— BEGIN —
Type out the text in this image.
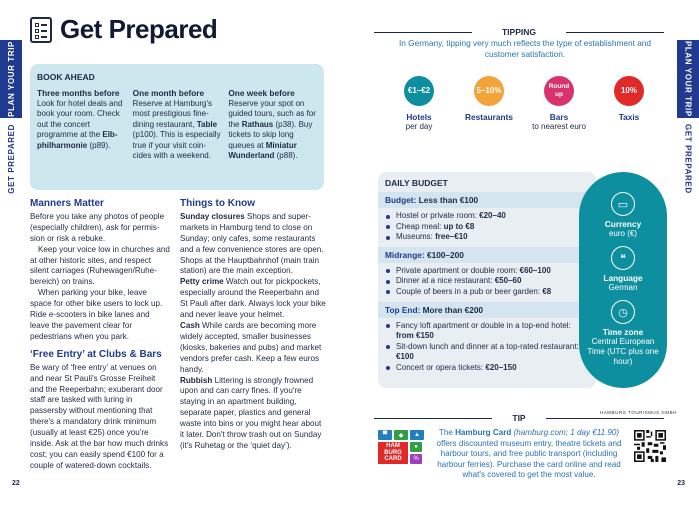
PLAN YOUR TRIP
GET PREPARED
Get Prepared
BOOK AHEAD
Three months before
Look for hotel deals and book your room. Check out the concert programme at the Elbphilharmonie (p89).
One month before
Reserve at Hamburg's most prestigious fine-dining restaurant, Table (p100). This is especially true if your visit coincides with a weekend.
One week before
Reserve your spot on guided tours, such as for the Rathaus (p38). Buy tickets to skip long queues at Miniatur Wunderland (p88).
Manners Matter

Before you take any photos of people (especially children), ask for permission or risk a rebuke.

Keep your voice low in churches and at other historic sites, and respect silent carriages (Ruhewagen/Ruhebereich) on trains.

When parking your bike, leave space for other bike users to lock up. Ride e-scooters in bike lanes and leave the pavement clear for pedestrians when you park.

‘Free Entry’ at Clubs & Bars

Be wary of ‘free entry’ at venues on and near St Pauli's Grosse Freiheit and the Reeperbahn; exuberant door staff are tasked with luring in passersby without mentioning that there's a mandatory drink minimum (usually at least €25) once you're inside. Ask at the bar how much drinks cost; you can easily spend €100 for a couple of watered-down cocktails.

Things to Know
Sunday closures Shops and supermarkets in Hamburg tend to close on Sunday; only cafes, some restaurants and a few convenience stores are open. Shops at the Hauptbahnhof (main train station) are the main exception.
Petty crime Watch out for pickpockets, especially around the Reeperbahn and St Pauli after dark. Always lock your bike and never leave your helmet.
Cash While cards are becoming more widely accepted, smaller businesses (kiosks, bakeries and pubs) and market vendors prefer cash. Keep a few euros handy.
Rubbish Littering is strongly frowned upon and can carry fines. If you're staying in an apartment building, separate paper, plastics and general waste into bins or you might hear about it later. Don't throw trash out on Sunday (it's Ruhetag or the ‘quiet day’).
22
PLAN YOUR TRIP
GET PREPARED
TIPPING
In Germany, tipping very much reflects the type of establishment and customer satisfaction.
€1–€2
Hotels
per day
5–10%
Restaurants
Round up
Bars
to nearest euro
10%
Taxis
DAILY BUDGET
Budget: Less than €100
Hostel or private room: €20–40
Cheap meal: up to €8
Museums: free–€10
Midrange: €100–200
Private apartment or double room: €60–100
Dinner at a nice restaurant: €50–60
Couple of beers in a pub or beer garden: €8
Top End: More than €200
Fancy loft apartment or double in a top-end hotel: from €150
Sit-down lunch and dinner at a top-rated restaurant: €100
Concert or opera tickets: €20–150
▭
Currency
euro (€)
❝
Language
German
◷
Time zone
Central European Time (UTC plus one hour)
HAMBURG TOURISMUS GMBH
TIP
▀	◆	▲
HAM
BURG
CARD
●
%
The Hamburg Card (hamburg.com; 1 day €11.90) offers discounted museum entry, theatre tickets and harbour tours, and free public transport (including harbour ferries). Purchase the card online and read what's covered to get the most value.
23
— END —
### What needs to be done:
Reproduce the material above in full, exactly, with no images.

### Problem solution:
Type out the text in this image.
PLAN YOUR TRIP
GET PREPARED
Get Prepared
BOOK AHEAD
Three months before
Look for hotel deals and book your room. Check out the concert programme at the Elbphilharmonie (p89).
One month before
Reserve at Hamburg's most prestigious fine-dining restaurant, Table (p100). This is especially true if your visit coincides with a weekend.
One week before
Reserve your spot on guided tours, such as for the Rathaus (p38). Buy tickets to skip long queues at Miniatur Wunderland (p88).
Manners Matter

Before you take any photos of people (especially children), ask for permission or risk a rebuke.

Keep your voice low in churches and at other historic sites, and respect silent carriages (Ruhewagen/Ruhebereich) on trains.

When parking your bike, leave space for other bike users to lock up. Ride e-scooters in bike lanes and leave the pavement clear for pedestrians when you park.

‘Free Entry’ at Clubs & Bars

Be wary of ‘free entry’ at venues on and near St Pauli's Grosse Freiheit and the Reeperbahn; exuberant door staff are tasked with luring in passersby without mentioning that there's a mandatory drink minimum (usually at least €25) once you're inside. Ask at the bar how much drinks cost; you can easily spend €100 for a couple of watered-down cocktails.

Things to Know
Sunday closures Shops and supermarkets in Hamburg tend to close on Sunday; only cafes, some restaurants and a few convenience stores are open. Shops at the Hauptbahnhof (main train station) are the main exception.
Petty crime Watch out for pickpockets, especially around the Reeperbahn and St Pauli after dark. Always lock your bike and never leave your helmet.
Cash While cards are becoming more widely accepted, smaller businesses (kiosks, bakeries and pubs) and market vendors prefer cash. Keep a few euros handy.
Rubbish Littering is strongly frowned upon and can carry fines. If you're staying in an apartment building, separate paper, plastics and general waste into bins or you might hear about it later. Don't throw trash out on Sunday (it's Ruhetag or the ‘quiet day’).
22
PLAN YOUR TRIP
GET PREPARED
TIPPING
In Germany, tipping very much reflects the type of establishment and customer satisfaction.
€1–€2
Hotels
per day
5–10%
Restaurants
Round up
Bars
to nearest euro
10%
Taxis
DAILY BUDGET
Budget: Less than €100
Hostel or private room: €20–40
Cheap meal: up to €8
Museums: free–€10
Midrange: €100–200
Private apartment or double room: €60–100
Dinner at a nice restaurant: €50–60
Couple of beers in a pub or beer garden: €8
Top End: More than €200
Fancy loft apartment or double in a top-end hotel: from €150
Sit-down lunch and dinner at a top-rated restaurant: €100
Concert or opera tickets: €20–150
▭
Currency
euro (€)
❝
Language
German
◷
Time zone
Central European Time (UTC plus one hour)
HAMBURG TOURISMUS GMBH
TIP
▀	◆	▲
HAM
BURG
CARD
●
%
The Hamburg Card (hamburg.com; 1 day €11.90) offers discounted museum entry, theatre tickets and harbour tours, and free public transport (including harbour ferries). Purchase the card online and read what's covered to get the most value.
23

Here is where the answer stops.